(Extracted records)
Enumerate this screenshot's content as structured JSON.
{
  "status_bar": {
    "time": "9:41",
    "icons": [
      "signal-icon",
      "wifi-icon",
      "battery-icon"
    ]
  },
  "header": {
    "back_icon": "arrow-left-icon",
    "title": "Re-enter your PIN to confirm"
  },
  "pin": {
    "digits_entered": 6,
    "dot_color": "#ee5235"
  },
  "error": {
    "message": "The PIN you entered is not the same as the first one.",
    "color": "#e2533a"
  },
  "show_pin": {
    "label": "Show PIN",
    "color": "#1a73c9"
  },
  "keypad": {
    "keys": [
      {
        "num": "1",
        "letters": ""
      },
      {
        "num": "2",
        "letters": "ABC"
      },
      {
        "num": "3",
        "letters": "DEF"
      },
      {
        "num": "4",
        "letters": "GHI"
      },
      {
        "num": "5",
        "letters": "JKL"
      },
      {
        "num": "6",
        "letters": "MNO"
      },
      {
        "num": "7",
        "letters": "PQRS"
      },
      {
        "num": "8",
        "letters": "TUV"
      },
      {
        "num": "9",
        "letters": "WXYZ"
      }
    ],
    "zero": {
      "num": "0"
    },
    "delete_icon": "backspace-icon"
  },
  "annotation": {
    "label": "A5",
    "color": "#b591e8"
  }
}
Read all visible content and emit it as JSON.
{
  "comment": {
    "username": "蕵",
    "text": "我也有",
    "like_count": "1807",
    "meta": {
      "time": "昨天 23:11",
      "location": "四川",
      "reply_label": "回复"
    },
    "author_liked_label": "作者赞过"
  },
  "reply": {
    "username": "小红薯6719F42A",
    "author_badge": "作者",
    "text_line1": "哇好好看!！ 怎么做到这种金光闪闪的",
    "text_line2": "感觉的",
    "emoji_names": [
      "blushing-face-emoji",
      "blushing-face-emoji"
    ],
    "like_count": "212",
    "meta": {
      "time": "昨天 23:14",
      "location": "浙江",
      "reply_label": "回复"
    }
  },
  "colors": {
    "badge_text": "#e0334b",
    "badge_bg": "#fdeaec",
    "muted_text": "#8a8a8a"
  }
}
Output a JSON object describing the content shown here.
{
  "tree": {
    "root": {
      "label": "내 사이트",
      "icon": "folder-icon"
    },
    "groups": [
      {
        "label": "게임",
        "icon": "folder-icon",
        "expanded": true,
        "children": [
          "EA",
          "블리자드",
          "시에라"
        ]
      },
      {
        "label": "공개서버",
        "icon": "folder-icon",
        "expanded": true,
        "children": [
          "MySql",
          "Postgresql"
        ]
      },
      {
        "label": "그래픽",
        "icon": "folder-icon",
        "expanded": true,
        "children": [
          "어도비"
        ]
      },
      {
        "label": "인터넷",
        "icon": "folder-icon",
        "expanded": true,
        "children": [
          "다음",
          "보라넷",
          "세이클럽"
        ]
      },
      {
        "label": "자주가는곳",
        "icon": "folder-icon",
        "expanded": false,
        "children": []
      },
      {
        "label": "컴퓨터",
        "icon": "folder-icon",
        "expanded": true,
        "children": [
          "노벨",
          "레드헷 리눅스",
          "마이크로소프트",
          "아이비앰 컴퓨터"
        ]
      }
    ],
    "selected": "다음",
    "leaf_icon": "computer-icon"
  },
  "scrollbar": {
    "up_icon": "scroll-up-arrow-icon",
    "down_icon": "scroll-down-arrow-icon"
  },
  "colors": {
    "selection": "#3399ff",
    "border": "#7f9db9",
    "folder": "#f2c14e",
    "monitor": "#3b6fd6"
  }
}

### Task to complete
Show the data once more, exactly as it was written.

### Exercise response
Enumerate this screenshot's content as structured JSON.
{
  "status_bar": {
    "time": "9:41",
    "icons": [
      "signal-icon",
      "wifi-icon",
      "battery-icon"
    ]
  },
  "header": {
    "back_icon": "arrow-left-icon",
    "title": "Re-enter your PIN to confirm"
  },
  "pin": {
    "digits_entered": 6,
    "dot_color": "#ee5235"
  },
  "error": {
    "message": "The PIN you entered is not the same as the first one.",
    "color": "#e2533a"
  },
  "show_pin": {
    "label": "Show PIN",
    "color": "#1a73c9"
  },
  "keypad": {
    "keys": [
      {
        "num": "1",
        "letters": ""
      },
      {
        "num": "2",
        "letters": "ABC"
      },
      {
        "num": "3",
        "letters": "DEF"
      },
      {
        "num": "4",
        "letters": "GHI"
      },
      {
        "num": "5",
        "letters": "JKL"
      },
      {
        "num": "6",
        "letters": "MNO"
      },
      {
        "num": "7",
        "letters": "PQRS"
      },
      {
        "num": "8",
        "letters": "TUV"
      },
      {
        "num": "9",
        "letters": "WXYZ"
      }
    ],
    "zero": {
      "num": "0"
    },
    "delete_icon": "backspace-icon"
  },
  "annotation": {
    "label": "A5",
    "color": "#b591e8"
  }
}
Read all visible content and emit it as JSON.
{
  "comment": {
    "username": "蕵",
    "text": "我也有",
    "like_count": "1807",
    "meta": {
      "time": "昨天 23:11",
      "location": "四川",
      "reply_label": "回复"
    },
    "author_liked_label": "作者赞过"
  },
  "reply": {
    "username": "小红薯6719F42A",
    "author_badge": "作者",
    "text_line1": "哇好好看!！ 怎么做到这种金光闪闪的",
    "text_line2": "感觉的",
    "emoji_names": [
      "blushing-face-emoji",
      "blushing-face-emoji"
    ],
    "like_count": "212",
    "meta": {
      "time": "昨天 23:14",
      "location": "浙江",
      "reply_label": "回复"
    }
  },
  "colors": {
    "badge_text": "#e0334b",
    "badge_bg": "#fdeaec",
    "muted_text": "#8a8a8a"
  }
}
Output a JSON object describing the content shown here.
{
  "tree": {
    "root": {
      "label": "내 사이트",
      "icon": "folder-icon"
    },
    "groups": [
      {
        "label": "게임",
        "icon": "folder-icon",
        "expanded": true,
        "children": [
          "EA",
          "블리자드",
          "시에라"
        ]
      },
      {
        "label": "공개서버",
        "icon": "folder-icon",
        "expanded": true,
        "children": [
          "MySql",
          "Postgresql"
        ]
      },
      {
        "label": "그래픽",
        "icon": "folder-icon",
        "expanded": true,
        "children": [
          "어도비"
        ]
      },
      {
        "label": "인터넷",
        "icon": "folder-icon",
        "expanded": true,
        "children": [
          "다음",
          "보라넷",
          "세이클럽"
        ]
      },
      {
        "label": "자주가는곳",
        "icon": "folder-icon",
        "expanded": false,
        "children": []
      },
      {
        "label": "컴퓨터",
        "icon": "folder-icon",
        "expanded": true,
        "children": [
          "노벨",
          "레드헷 리눅스",
          "마이크로소프트",
          "아이비앰 컴퓨터"
        ]
      }
    ],
    "selected": "다음",
    "leaf_icon": "computer-icon"
  },
  "scrollbar": {
    "up_icon": "scroll-up-arrow-icon",
    "down_icon": "scroll-down-arrow-icon"
  },
  "colors": {
    "selection": "#3399ff",
    "border": "#7f9db9",
    "folder": "#f2c14e",
    "monitor": "#3b6fd6"
  }
}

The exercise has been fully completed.